───── The records

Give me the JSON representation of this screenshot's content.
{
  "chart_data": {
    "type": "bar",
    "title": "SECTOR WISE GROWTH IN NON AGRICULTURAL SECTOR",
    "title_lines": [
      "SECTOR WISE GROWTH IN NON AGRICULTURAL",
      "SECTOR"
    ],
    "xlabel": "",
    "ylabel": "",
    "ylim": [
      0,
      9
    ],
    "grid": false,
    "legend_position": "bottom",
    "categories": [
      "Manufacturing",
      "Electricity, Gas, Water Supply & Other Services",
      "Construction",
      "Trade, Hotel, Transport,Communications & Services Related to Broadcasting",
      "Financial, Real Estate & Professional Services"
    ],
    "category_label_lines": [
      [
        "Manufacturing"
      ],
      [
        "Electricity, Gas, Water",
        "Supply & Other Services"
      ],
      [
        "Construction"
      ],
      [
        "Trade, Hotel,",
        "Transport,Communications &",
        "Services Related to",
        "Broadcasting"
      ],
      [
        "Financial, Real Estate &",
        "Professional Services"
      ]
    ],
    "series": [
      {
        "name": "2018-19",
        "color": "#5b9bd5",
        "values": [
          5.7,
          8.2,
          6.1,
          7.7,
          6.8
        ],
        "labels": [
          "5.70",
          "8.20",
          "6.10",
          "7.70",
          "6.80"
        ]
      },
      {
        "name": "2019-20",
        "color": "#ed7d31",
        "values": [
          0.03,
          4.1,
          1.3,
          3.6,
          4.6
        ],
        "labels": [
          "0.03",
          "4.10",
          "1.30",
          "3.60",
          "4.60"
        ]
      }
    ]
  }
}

──────────

* **Your task**
Go through the listing and copy all of it exactly.

* **Result for this task**
Give me the JSON representation of this screenshot's content.
{
  "chart_data": {
    "type": "bar",
    "title": "SECTOR WISE GROWTH IN NON AGRICULTURAL SECTOR",
    "title_lines": [
      "SECTOR WISE GROWTH IN NON AGRICULTURAL",
      "SECTOR"
    ],
    "xlabel": "",
    "ylabel": "",
    "ylim": [
      0,
      9
    ],
    "grid": false,
    "legend_position": "bottom",
    "categories": [
      "Manufacturing",
      "Electricity, Gas, Water Supply & Other Services",
      "Construction",
      "Trade, Hotel, Transport,Communications & Services Related to Broadcasting",
      "Financial, Real Estate & Professional Services"
    ],
    "category_label_lines": [
      [
        "Manufacturing"
      ],
      [
        "Electricity, Gas, Water",
        "Supply & Other Services"
      ],
      [
        "Construction"
      ],
      [
        "Trade, Hotel,",
        "Transport,Communications &",
        "Services Related to",
        "Broadcasting"
      ],
      [
        "Financial, Real Estate &",
        "Professional Services"
      ]
    ],
    "series": [
      {
        "name": "2018-19",
        "color": "#5b9bd5",
        "values": [
          5.7,
          8.2,
          6.1,
          7.7,
          6.8
        ],
        "labels": [
          "5.70",
          "8.20",
          "6.10",
          "7.70",
          "6.80"
        ]
      },
      {
        "name": "2019-20",
        "color": "#ed7d31",
        "values": [
          0.03,
          4.1,
          1.3,
          3.6,
          4.6
        ],
        "labels": [
          "0.03",
          "4.10",
          "1.30",
          "3.60",
          "4.60"
        ]
      }
    ]
  }
}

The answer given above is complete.